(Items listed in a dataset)
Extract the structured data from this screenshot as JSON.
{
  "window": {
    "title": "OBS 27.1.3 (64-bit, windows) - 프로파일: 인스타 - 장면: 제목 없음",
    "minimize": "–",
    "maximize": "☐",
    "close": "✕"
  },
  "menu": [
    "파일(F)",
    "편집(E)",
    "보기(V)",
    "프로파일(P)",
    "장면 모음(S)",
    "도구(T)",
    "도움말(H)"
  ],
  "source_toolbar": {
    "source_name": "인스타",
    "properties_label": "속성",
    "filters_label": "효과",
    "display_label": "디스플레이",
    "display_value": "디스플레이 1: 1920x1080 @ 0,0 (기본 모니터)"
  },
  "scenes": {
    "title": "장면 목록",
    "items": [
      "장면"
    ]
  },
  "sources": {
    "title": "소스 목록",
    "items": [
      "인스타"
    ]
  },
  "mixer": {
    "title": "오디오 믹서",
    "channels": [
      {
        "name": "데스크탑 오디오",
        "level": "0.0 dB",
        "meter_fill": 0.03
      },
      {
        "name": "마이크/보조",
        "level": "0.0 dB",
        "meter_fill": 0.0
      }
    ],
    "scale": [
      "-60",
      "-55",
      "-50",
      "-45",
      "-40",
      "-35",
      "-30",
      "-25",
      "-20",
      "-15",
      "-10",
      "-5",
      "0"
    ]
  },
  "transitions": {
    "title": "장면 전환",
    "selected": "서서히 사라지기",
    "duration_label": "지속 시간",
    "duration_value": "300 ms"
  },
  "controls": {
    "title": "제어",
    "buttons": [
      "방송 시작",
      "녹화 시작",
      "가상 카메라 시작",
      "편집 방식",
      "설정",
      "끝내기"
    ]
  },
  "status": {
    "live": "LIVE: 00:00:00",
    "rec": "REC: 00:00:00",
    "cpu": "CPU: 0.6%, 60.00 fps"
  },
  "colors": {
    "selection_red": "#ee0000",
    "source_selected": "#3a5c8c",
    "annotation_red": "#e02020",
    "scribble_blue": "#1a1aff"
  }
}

_What is expected_
Search the records above for the string "title". Copy every line that contains it.

_Response to the task_
    "title": "OBS 27.1.3 (64-bit, windows) - 프로파일: 인스타 - 장면: 제목 없음",
    "title": "장면 목록",
    "title": "소스 목록",
    "title": "오디오 믹서",
    "title": "장면 전환",
    "title": "제어",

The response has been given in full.